TASK PROMPT> Leave out the pictures and copy the remaining records exactly.

AVAILABLE DATA>
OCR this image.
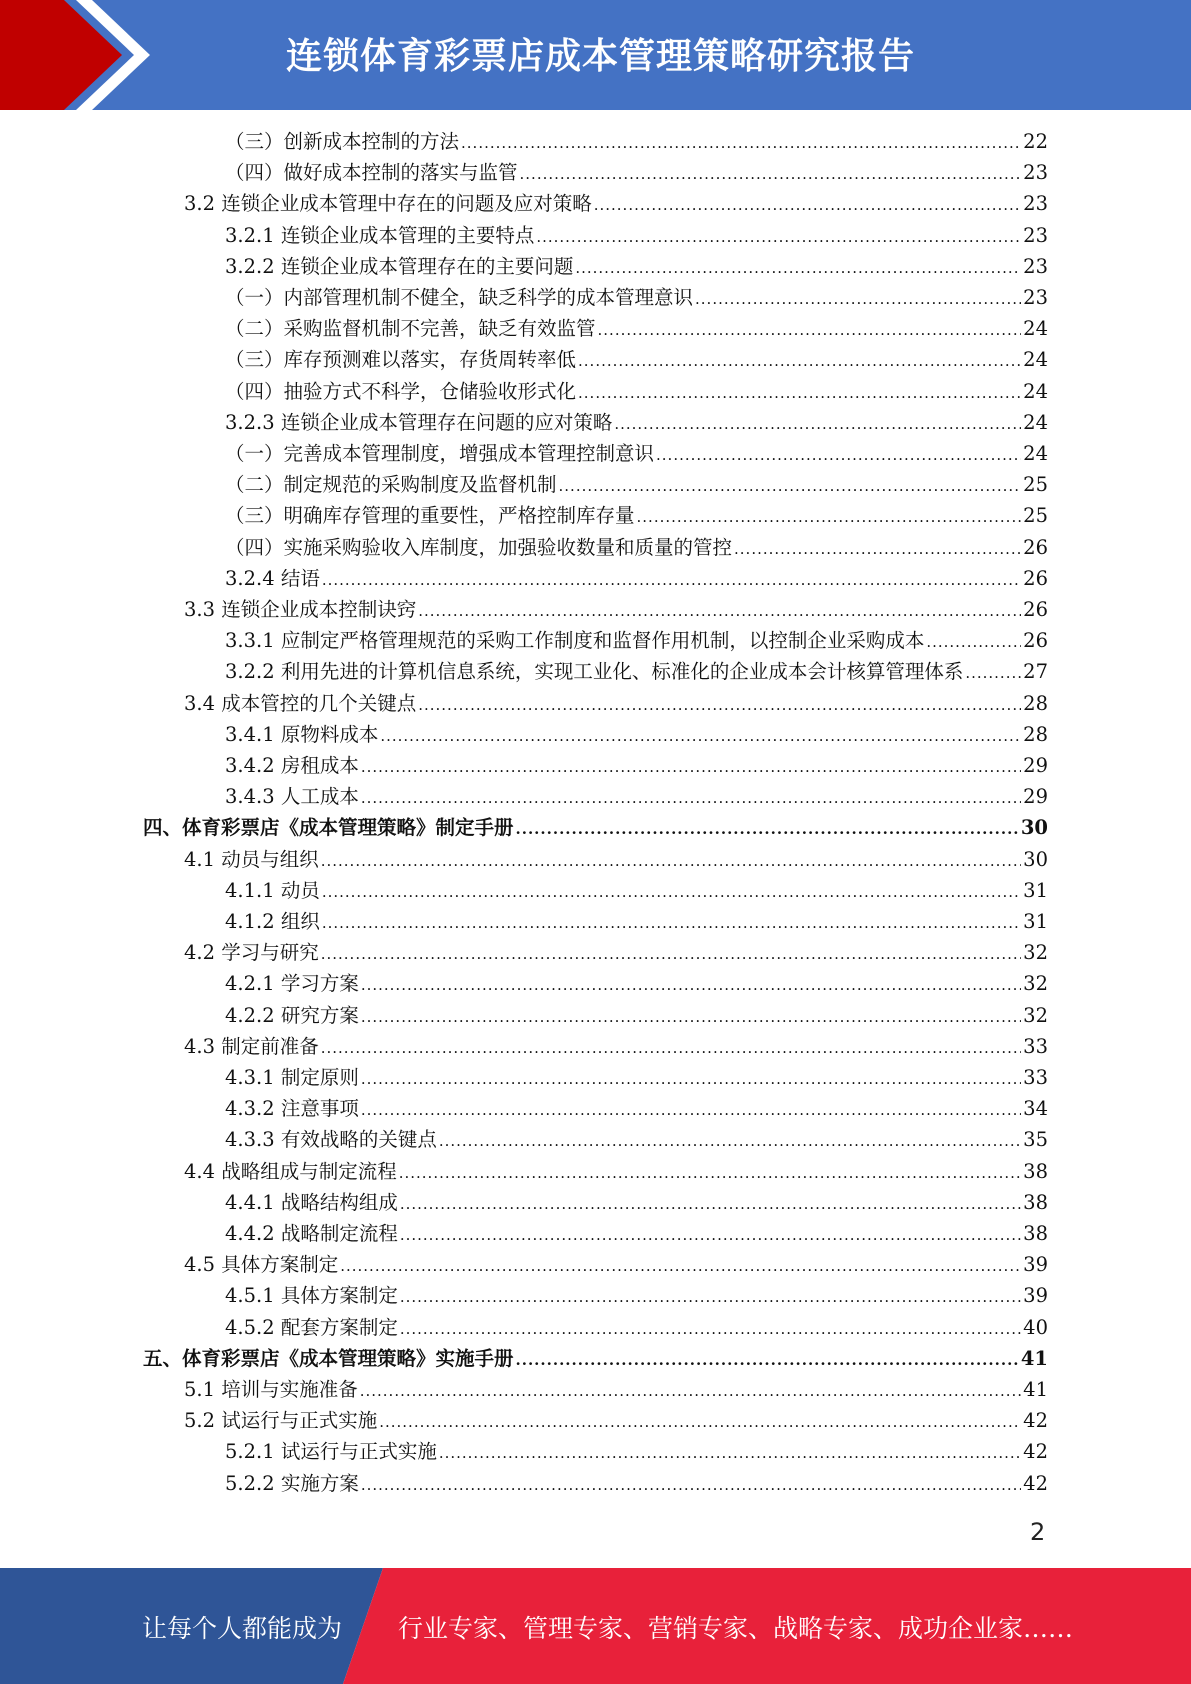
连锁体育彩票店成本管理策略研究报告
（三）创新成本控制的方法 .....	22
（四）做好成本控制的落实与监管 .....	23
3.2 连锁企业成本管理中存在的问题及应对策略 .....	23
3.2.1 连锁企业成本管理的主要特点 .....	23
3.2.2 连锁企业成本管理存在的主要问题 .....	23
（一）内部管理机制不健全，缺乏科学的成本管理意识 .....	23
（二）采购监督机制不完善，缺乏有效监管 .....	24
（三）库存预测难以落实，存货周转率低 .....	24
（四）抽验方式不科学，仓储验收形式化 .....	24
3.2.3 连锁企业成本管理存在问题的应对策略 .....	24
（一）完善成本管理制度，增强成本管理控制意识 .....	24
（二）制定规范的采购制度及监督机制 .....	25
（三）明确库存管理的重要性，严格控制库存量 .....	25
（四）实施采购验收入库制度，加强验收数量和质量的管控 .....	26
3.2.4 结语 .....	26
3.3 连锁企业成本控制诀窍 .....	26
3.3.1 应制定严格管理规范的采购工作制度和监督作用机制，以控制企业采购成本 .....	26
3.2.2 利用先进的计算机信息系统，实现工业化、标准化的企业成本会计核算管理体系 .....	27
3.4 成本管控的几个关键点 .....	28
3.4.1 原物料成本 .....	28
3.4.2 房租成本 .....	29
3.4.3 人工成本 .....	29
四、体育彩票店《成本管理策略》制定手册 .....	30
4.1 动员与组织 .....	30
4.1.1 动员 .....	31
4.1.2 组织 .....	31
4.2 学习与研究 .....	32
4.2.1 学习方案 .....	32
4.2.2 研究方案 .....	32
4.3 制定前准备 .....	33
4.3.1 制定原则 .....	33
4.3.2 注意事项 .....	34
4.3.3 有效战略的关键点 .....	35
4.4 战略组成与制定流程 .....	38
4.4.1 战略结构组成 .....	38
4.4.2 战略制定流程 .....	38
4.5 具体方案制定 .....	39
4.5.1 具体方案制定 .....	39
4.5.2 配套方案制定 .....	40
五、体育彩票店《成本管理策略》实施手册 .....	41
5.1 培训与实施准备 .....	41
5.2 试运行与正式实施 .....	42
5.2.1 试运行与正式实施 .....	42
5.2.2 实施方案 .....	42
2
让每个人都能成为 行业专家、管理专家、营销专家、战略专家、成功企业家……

TASK OUTPUT>
OCR this image.
连锁体育彩票店成本管理策略研究报告
（三）创新成本控制的方法 .....	22
（四）做好成本控制的落实与监管 .....	23
3.2 连锁企业成本管理中存在的问题及应对策略 .....	23
3.2.1 连锁企业成本管理的主要特点 .....	23
3.2.2 连锁企业成本管理存在的主要问题 .....	23
（一）内部管理机制不健全，缺乏科学的成本管理意识 .....	23
（二）采购监督机制不完善，缺乏有效监管 .....	24
（三）库存预测难以落实，存货周转率低 .....	24
（四）抽验方式不科学，仓储验收形式化 .....	24
3.2.3 连锁企业成本管理存在问题的应对策略 .....	24
（一）完善成本管理制度，增强成本管理控制意识 .....	24
（二）制定规范的采购制度及监督机制 .....	25
（三）明确库存管理的重要性，严格控制库存量 .....	25
（四）实施采购验收入库制度，加强验收数量和质量的管控 .....	26
3.2.4 结语 .....	26
3.3 连锁企业成本控制诀窍 .....	26
3.3.1 应制定严格管理规范的采购工作制度和监督作用机制，以控制企业采购成本 .....	26
3.2.2 利用先进的计算机信息系统，实现工业化、标准化的企业成本会计核算管理体系 .....	27
3.4 成本管控的几个关键点 .....	28
3.4.1 原物料成本 .....	28
3.4.2 房租成本 .....	29
3.4.3 人工成本 .....	29
四、体育彩票店《成本管理策略》制定手册 .....	30
4.1 动员与组织 .....	30
4.1.1 动员 .....	31
4.1.2 组织 .....	31
4.2 学习与研究 .....	32
4.2.1 学习方案 .....	32
4.2.2 研究方案 .....	32
4.3 制定前准备 .....	33
4.3.1 制定原则 .....	33
4.3.2 注意事项 .....	34
4.3.3 有效战略的关键点 .....	35
4.4 战略组成与制定流程 .....	38
4.4.1 战略结构组成 .....	38
4.4.2 战略制定流程 .....	38
4.5 具体方案制定 .....	39
4.5.1 具体方案制定 .....	39
4.5.2 配套方案制定 .....	40
五、体育彩票店《成本管理策略》实施手册 .....	41
5.1 培训与实施准备 .....	41
5.2 试运行与正式实施 .....	42
5.2.1 试运行与正式实施 .....	42
5.2.2 实施方案 .....	42
2
让每个人都能成为 行业专家、管理专家、营销专家、战略专家、成功企业家……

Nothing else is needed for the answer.